### [Task objective]
Determine how many lines contain the string "rozmówne". Respond with that number and nothing more.

----

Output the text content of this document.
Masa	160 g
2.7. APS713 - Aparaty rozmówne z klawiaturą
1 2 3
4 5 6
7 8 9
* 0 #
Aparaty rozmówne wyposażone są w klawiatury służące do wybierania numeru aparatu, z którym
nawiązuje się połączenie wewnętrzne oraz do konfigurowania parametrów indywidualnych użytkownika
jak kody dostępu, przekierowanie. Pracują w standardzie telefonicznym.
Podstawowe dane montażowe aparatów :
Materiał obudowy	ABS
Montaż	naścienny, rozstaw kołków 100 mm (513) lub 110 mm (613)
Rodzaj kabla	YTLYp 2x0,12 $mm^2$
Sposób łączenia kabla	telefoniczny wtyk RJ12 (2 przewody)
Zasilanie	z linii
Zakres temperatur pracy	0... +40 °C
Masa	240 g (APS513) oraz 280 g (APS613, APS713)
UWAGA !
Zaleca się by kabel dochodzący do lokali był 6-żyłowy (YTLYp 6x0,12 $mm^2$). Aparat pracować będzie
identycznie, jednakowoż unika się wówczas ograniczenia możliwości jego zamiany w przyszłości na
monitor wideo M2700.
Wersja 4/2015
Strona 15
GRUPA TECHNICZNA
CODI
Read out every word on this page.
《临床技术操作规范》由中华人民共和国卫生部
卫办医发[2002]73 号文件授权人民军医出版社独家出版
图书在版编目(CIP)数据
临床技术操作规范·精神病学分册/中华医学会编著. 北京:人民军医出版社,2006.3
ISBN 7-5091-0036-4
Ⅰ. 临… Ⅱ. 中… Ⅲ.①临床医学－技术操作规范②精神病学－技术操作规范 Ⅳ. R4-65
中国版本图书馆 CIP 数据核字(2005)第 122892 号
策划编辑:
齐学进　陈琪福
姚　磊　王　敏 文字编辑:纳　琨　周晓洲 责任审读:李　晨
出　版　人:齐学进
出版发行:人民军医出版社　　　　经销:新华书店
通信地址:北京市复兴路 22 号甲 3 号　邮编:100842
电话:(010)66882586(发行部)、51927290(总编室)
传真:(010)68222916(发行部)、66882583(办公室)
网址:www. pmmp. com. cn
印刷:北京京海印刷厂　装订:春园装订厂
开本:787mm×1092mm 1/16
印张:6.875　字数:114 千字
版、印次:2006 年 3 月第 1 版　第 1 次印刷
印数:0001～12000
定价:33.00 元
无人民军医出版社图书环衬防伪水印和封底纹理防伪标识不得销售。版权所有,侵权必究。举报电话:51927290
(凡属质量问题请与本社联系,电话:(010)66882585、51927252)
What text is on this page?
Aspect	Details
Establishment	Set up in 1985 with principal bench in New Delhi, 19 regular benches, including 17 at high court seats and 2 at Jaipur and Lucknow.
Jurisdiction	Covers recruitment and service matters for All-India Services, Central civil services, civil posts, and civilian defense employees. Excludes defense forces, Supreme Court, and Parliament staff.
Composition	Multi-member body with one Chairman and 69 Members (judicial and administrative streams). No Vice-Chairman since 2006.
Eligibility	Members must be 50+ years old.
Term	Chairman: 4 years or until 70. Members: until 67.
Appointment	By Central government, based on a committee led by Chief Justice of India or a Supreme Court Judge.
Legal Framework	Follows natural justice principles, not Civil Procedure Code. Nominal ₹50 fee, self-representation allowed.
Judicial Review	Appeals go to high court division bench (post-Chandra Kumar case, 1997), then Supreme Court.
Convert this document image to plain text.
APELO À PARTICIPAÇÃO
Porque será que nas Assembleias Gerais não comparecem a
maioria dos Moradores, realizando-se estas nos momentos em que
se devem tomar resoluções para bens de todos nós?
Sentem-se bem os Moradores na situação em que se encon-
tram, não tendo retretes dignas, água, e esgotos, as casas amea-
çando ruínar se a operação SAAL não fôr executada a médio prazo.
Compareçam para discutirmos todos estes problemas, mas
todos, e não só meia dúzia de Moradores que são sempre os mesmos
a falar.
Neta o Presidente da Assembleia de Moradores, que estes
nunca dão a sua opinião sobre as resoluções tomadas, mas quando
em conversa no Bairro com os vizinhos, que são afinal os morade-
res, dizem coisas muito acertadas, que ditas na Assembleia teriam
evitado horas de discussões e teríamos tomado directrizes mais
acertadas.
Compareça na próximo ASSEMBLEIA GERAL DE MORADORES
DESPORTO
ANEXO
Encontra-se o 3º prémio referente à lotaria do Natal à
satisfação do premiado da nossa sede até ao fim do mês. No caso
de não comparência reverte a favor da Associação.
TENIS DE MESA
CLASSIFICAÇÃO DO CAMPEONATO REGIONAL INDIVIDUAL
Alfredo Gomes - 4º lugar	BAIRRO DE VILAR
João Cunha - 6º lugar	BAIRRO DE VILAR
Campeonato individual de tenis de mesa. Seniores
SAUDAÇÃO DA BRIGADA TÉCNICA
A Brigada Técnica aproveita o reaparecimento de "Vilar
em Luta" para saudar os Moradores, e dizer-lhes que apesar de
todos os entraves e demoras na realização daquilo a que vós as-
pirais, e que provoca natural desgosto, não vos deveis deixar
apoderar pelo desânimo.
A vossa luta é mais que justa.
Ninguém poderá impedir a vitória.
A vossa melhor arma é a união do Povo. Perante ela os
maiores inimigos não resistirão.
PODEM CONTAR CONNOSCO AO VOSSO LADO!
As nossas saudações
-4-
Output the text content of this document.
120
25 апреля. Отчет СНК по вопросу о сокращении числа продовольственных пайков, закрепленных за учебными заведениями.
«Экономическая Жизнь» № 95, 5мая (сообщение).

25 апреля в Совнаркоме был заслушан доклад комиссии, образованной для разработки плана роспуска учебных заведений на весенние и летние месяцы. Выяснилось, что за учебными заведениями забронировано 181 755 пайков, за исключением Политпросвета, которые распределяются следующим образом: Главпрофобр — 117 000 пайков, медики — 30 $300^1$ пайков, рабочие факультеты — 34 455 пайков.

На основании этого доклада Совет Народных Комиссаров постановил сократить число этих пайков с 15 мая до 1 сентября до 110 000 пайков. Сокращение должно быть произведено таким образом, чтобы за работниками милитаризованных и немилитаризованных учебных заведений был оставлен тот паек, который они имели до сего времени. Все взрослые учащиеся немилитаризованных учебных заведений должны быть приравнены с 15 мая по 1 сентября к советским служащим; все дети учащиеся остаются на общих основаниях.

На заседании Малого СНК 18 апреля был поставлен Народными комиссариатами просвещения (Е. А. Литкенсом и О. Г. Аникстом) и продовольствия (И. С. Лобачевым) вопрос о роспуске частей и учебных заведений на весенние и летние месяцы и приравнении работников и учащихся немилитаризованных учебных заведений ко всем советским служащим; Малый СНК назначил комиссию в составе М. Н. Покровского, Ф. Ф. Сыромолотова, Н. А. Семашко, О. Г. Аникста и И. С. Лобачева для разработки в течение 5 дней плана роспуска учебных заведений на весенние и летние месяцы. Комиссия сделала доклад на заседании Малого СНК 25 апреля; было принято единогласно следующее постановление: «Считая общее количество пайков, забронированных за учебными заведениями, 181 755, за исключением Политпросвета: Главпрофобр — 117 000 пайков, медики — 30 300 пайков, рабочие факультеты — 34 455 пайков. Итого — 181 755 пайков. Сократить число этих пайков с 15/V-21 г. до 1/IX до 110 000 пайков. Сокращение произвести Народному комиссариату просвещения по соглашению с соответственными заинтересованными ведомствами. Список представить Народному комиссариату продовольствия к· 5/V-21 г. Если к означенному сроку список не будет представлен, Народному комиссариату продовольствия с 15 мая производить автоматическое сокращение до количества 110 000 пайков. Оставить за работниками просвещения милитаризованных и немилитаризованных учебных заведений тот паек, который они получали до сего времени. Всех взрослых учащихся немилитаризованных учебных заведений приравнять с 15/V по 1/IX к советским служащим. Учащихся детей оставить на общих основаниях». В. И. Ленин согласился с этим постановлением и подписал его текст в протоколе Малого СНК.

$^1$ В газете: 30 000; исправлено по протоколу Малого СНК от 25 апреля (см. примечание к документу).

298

----

### [Task result]
2